● TASK REQUIREMENTS: Reproduce all of the listing below without alteration.

● DATA SUPPLIED:
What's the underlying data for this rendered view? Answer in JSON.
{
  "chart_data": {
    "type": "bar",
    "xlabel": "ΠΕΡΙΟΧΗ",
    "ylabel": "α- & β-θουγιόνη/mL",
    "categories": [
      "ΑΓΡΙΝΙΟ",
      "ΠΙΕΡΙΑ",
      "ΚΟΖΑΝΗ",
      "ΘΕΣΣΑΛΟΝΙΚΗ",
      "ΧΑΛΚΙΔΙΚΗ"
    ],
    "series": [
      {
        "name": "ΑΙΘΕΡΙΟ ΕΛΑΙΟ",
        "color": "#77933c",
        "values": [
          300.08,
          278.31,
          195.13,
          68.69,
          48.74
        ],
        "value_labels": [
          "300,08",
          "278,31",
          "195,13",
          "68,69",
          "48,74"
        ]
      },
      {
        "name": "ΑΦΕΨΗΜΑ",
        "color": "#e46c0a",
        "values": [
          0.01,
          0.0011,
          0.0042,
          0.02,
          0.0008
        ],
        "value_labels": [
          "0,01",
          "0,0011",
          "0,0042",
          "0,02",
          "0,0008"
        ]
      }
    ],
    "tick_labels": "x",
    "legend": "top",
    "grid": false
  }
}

● WRITTEN RESPONSE:
What's the underlying data for this rendered view? Answer in JSON.
{
  "chart_data": {
    "type": "bar",
    "xlabel": "ΠΕΡΙΟΧΗ",
    "ylabel": "α- & β-θουγιόνη/mL",
    "categories": [
      "ΑΓΡΙΝΙΟ",
      "ΠΙΕΡΙΑ",
      "ΚΟΖΑΝΗ",
      "ΘΕΣΣΑΛΟΝΙΚΗ",
      "ΧΑΛΚΙΔΙΚΗ"
    ],
    "series": [
      {
        "name": "ΑΙΘΕΡΙΟ ΕΛΑΙΟ",
        "color": "#77933c",
        "values": [
          300.08,
          278.31,
          195.13,
          68.69,
          48.74
        ],
        "value_labels": [
          "300,08",
          "278,31",
          "195,13",
          "68,69",
          "48,74"
        ]
      },
      {
        "name": "ΑΦΕΨΗΜΑ",
        "color": "#e46c0a",
        "values": [
          0.01,
          0.0011,
          0.0042,
          0.02,
          0.0008
        ],
        "value_labels": [
          "0,01",
          "0,0011",
          "0,0042",
          "0,02",
          "0,0008"
        ]
      }
    ],
    "tick_labels": "x",
    "legend": "top",
    "grid": false
  }
}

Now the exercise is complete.